[Data entries for graphics]
************
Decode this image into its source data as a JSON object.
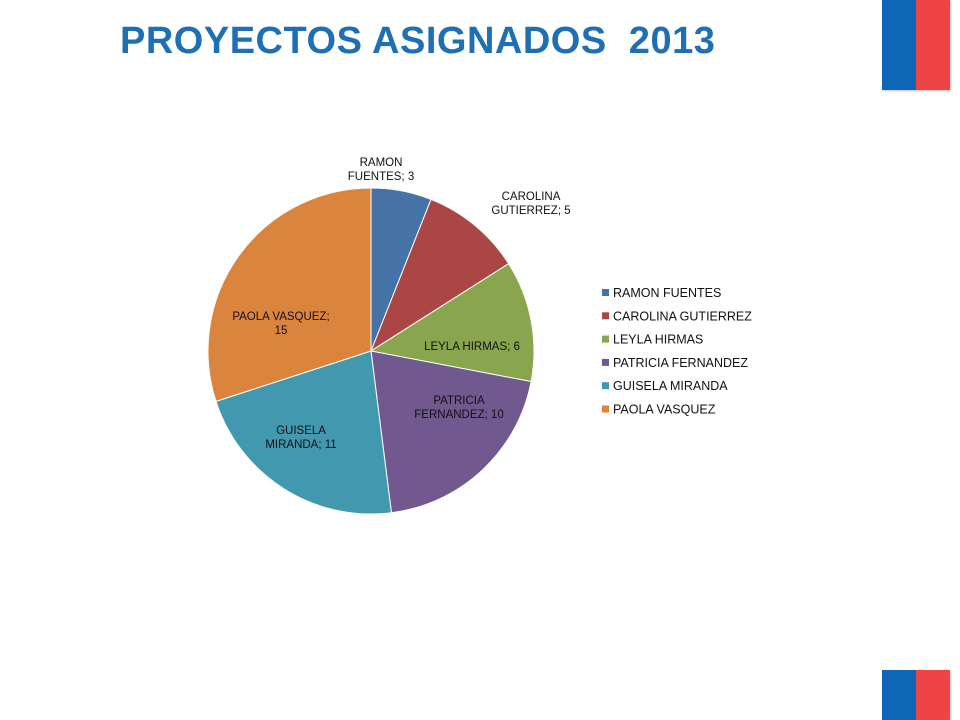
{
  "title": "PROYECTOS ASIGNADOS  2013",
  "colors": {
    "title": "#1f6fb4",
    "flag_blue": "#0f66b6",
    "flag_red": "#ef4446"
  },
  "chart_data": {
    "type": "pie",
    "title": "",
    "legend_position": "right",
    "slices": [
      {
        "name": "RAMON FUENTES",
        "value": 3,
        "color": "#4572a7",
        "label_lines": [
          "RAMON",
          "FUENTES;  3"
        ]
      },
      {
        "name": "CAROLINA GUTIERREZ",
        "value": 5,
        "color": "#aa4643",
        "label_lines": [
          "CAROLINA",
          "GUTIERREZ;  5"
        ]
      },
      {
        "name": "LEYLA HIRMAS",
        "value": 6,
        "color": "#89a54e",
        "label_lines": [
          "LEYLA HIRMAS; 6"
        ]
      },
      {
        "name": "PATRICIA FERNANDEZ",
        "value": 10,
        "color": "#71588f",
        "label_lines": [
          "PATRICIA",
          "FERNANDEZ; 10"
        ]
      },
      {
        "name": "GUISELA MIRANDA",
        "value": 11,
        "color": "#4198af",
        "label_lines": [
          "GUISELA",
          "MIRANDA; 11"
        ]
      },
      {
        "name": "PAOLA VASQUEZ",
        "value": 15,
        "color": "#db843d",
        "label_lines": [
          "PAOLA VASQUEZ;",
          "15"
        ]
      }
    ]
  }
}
************
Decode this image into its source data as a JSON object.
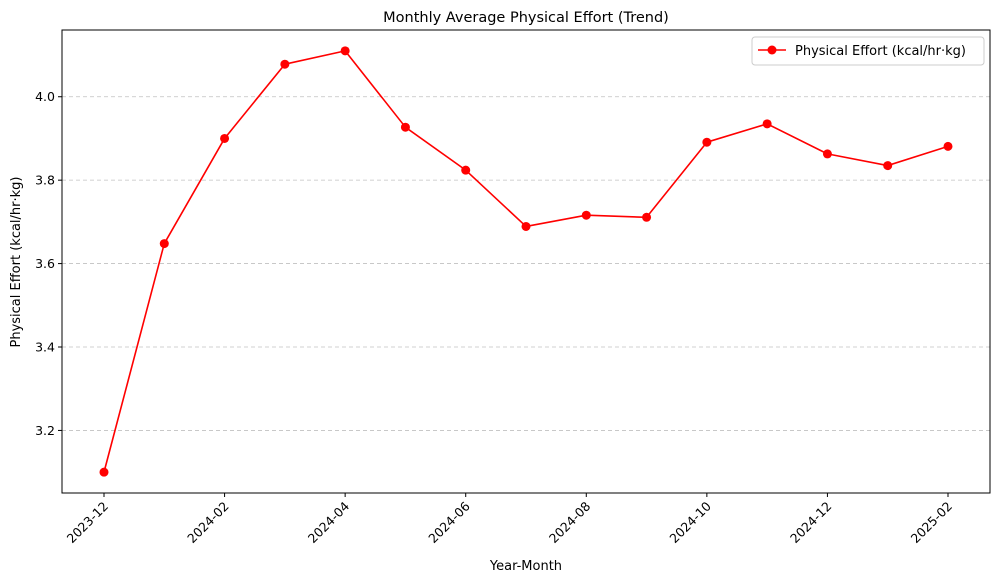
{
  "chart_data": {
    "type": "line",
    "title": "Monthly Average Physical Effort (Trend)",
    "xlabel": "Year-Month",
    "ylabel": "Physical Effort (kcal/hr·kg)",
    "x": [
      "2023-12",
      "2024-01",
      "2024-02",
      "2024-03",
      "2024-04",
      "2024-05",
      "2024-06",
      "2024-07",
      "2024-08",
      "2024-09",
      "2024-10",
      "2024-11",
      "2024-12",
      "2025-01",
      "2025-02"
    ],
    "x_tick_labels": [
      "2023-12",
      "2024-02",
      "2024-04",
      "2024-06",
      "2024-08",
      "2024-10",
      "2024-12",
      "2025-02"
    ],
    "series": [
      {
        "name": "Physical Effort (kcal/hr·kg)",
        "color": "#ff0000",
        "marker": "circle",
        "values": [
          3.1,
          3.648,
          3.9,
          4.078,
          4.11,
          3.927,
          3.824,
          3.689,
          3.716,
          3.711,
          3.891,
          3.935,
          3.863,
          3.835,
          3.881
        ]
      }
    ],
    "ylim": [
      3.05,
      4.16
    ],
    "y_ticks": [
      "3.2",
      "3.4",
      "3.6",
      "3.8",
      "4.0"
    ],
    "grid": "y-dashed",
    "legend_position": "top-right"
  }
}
************
▶ [GIVEN TASK]: The word "Effort" appears in how many lines of the data? Answer with only the number.

▶ [ANSWER TO THIS PROBLEM]: 3